Exercise details:
Search the material for the word "ручьи" and copy each line that holds it.

Dataset entries:
───

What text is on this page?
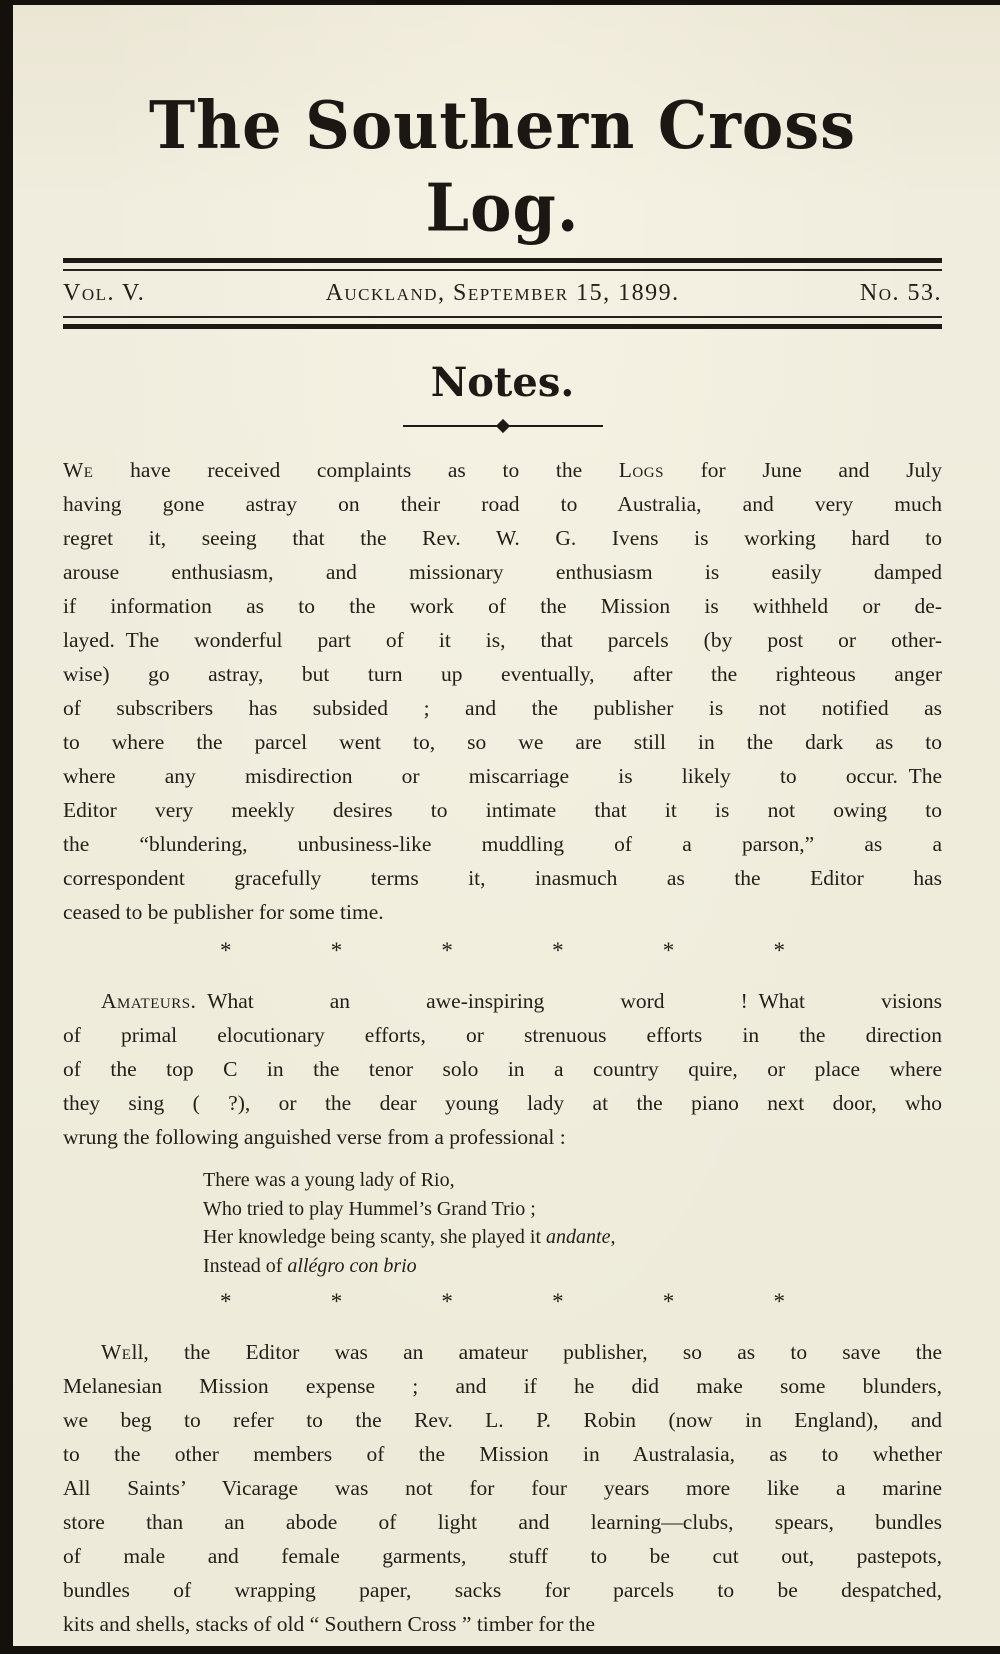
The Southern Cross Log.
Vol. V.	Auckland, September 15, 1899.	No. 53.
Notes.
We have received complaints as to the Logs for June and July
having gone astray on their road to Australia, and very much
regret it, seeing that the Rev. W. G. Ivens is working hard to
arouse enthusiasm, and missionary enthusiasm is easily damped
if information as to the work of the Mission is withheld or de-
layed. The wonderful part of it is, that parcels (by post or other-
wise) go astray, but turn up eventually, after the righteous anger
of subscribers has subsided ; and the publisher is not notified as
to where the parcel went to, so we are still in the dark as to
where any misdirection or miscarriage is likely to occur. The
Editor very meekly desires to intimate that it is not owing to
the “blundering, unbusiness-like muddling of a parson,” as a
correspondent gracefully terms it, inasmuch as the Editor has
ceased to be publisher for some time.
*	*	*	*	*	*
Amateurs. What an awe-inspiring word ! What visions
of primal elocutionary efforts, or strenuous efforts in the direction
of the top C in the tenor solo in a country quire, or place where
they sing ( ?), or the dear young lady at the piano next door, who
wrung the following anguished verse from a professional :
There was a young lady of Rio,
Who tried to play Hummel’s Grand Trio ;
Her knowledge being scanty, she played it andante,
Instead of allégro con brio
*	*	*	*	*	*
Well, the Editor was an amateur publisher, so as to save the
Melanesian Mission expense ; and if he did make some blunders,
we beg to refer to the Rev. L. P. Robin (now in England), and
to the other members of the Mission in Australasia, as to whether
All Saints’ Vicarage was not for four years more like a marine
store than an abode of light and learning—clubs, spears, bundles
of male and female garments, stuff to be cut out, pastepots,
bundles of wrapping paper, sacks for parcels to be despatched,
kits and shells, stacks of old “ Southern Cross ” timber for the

───

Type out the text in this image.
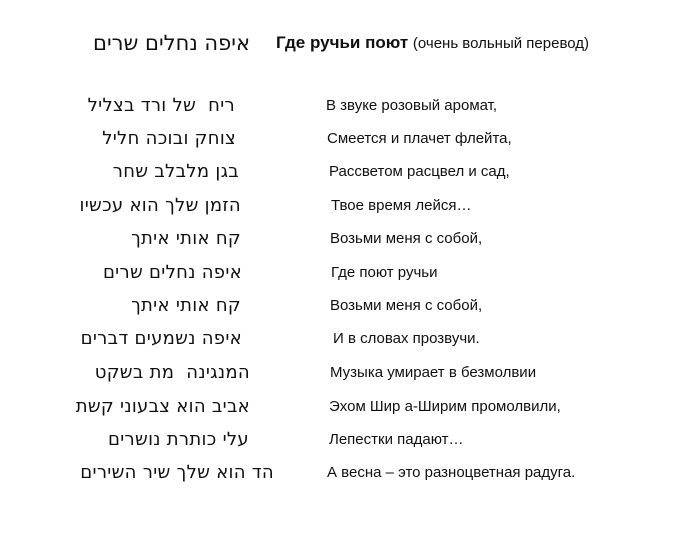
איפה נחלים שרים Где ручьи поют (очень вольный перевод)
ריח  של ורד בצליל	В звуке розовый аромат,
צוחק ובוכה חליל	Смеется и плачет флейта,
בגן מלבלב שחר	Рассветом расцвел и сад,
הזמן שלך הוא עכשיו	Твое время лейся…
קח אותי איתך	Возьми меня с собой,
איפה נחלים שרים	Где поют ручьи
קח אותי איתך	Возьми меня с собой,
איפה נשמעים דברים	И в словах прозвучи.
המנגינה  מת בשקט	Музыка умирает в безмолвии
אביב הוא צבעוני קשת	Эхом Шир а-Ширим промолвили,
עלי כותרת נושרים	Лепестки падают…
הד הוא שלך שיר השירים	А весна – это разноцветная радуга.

───

Complete answer:
איפה נחלים שרים Где ручьи поют (очень вольный перевод)
איפה נחלים שרים	Где поют ручьи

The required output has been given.